Produce an exact copy of all the records.

## SUPPLIED INFORMATION
····················

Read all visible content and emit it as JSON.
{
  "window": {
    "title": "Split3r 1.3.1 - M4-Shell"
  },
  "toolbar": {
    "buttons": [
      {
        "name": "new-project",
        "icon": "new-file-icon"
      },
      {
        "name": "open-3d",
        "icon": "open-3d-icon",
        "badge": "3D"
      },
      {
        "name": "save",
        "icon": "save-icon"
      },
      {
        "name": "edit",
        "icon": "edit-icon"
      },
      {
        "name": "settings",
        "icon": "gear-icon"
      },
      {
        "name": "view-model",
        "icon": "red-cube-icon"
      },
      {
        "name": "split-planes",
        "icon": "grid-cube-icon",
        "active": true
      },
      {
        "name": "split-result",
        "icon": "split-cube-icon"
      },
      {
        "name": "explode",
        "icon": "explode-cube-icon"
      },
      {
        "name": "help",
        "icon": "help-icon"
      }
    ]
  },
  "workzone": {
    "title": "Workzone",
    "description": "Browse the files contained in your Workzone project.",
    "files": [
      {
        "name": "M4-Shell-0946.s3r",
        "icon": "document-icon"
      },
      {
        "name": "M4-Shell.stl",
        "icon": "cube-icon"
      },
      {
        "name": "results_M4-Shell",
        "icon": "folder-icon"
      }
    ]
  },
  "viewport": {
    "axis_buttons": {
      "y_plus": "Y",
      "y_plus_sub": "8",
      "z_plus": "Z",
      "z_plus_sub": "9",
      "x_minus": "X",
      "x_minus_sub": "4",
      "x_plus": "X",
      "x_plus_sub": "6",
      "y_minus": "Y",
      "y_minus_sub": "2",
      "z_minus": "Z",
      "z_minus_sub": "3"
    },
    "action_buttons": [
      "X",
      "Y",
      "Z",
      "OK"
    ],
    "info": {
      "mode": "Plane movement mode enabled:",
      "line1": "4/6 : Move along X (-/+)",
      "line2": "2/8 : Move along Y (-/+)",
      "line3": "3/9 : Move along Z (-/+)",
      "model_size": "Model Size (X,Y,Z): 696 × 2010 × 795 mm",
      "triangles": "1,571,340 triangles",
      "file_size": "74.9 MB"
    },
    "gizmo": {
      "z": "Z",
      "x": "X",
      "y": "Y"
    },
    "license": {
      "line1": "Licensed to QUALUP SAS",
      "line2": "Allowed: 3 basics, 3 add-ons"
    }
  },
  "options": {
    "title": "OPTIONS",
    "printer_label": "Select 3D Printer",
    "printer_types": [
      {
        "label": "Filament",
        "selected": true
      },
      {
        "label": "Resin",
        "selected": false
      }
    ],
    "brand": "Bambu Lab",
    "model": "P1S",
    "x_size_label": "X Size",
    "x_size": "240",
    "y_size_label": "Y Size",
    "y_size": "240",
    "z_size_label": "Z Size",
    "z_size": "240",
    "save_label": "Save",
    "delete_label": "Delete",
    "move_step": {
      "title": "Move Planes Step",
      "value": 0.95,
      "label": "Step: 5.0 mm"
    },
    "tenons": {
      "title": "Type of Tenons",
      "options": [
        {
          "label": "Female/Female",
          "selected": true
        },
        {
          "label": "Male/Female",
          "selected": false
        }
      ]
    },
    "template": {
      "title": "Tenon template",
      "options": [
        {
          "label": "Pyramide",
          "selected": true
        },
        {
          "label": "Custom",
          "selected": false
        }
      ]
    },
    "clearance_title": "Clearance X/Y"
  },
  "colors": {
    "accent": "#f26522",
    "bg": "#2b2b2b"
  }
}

····················

## EXERCISE RESULT
Read all visible content and emit it as JSON.
{
  "window": {
    "title": "Split3r 1.3.1 - M4-Shell"
  },
  "toolbar": {
    "buttons": [
      {
        "name": "new-project",
        "icon": "new-file-icon"
      },
      {
        "name": "open-3d",
        "icon": "open-3d-icon",
        "badge": "3D"
      },
      {
        "name": "save",
        "icon": "save-icon"
      },
      {
        "name": "edit",
        "icon": "edit-icon"
      },
      {
        "name": "settings",
        "icon": "gear-icon"
      },
      {
        "name": "view-model",
        "icon": "red-cube-icon"
      },
      {
        "name": "split-planes",
        "icon": "grid-cube-icon",
        "active": true
      },
      {
        "name": "split-result",
        "icon": "split-cube-icon"
      },
      {
        "name": "explode",
        "icon": "explode-cube-icon"
      },
      {
        "name": "help",
        "icon": "help-icon"
      }
    ]
  },
  "workzone": {
    "title": "Workzone",
    "description": "Browse the files contained in your Workzone project.",
    "files": [
      {
        "name": "M4-Shell-0946.s3r",
        "icon": "document-icon"
      },
      {
        "name": "M4-Shell.stl",
        "icon": "cube-icon"
      },
      {
        "name": "results_M4-Shell",
        "icon": "folder-icon"
      }
    ]
  },
  "viewport": {
    "axis_buttons": {
      "y_plus": "Y",
      "y_plus_sub": "8",
      "z_plus": "Z",
      "z_plus_sub": "9",
      "x_minus": "X",
      "x_minus_sub": "4",
      "x_plus": "X",
      "x_plus_sub": "6",
      "y_minus": "Y",
      "y_minus_sub": "2",
      "z_minus": "Z",
      "z_minus_sub": "3"
    },
    "action_buttons": [
      "X",
      "Y",
      "Z",
      "OK"
    ],
    "info": {
      "mode": "Plane movement mode enabled:",
      "line1": "4/6 : Move along X (-/+)",
      "line2": "2/8 : Move along Y (-/+)",
      "line3": "3/9 : Move along Z (-/+)",
      "model_size": "Model Size (X,Y,Z): 696 × 2010 × 795 mm",
      "triangles": "1,571,340 triangles",
      "file_size": "74.9 MB"
    },
    "gizmo": {
      "z": "Z",
      "x": "X",
      "y": "Y"
    },
    "license": {
      "line1": "Licensed to QUALUP SAS",
      "line2": "Allowed: 3 basics, 3 add-ons"
    }
  },
  "options": {
    "title": "OPTIONS",
    "printer_label": "Select 3D Printer",
    "printer_types": [
      {
        "label": "Filament",
        "selected": true
      },
      {
        "label": "Resin",
        "selected": false
      }
    ],
    "brand": "Bambu Lab",
    "model": "P1S",
    "x_size_label": "X Size",
    "x_size": "240",
    "y_size_label": "Y Size",
    "y_size": "240",
    "z_size_label": "Z Size",
    "z_size": "240",
    "save_label": "Save",
    "delete_label": "Delete",
    "move_step": {
      "title": "Move Planes Step",
      "value": 0.95,
      "label": "Step: 5.0 mm"
    },
    "tenons": {
      "title": "Type of Tenons",
      "options": [
        {
          "label": "Female/Female",
          "selected": true
        },
        {
          "label": "Male/Female",
          "selected": false
        }
      ]
    },
    "template": {
      "title": "Tenon template",
      "options": [
        {
          "label": "Pyramide",
          "selected": true
        },
        {
          "label": "Custom",
          "selected": false
        }
      ]
    },
    "clearance_title": "Clearance X/Y"
  },
  "colors": {
    "accent": "#f26522",
    "bg": "#2b2b2b"
  }
}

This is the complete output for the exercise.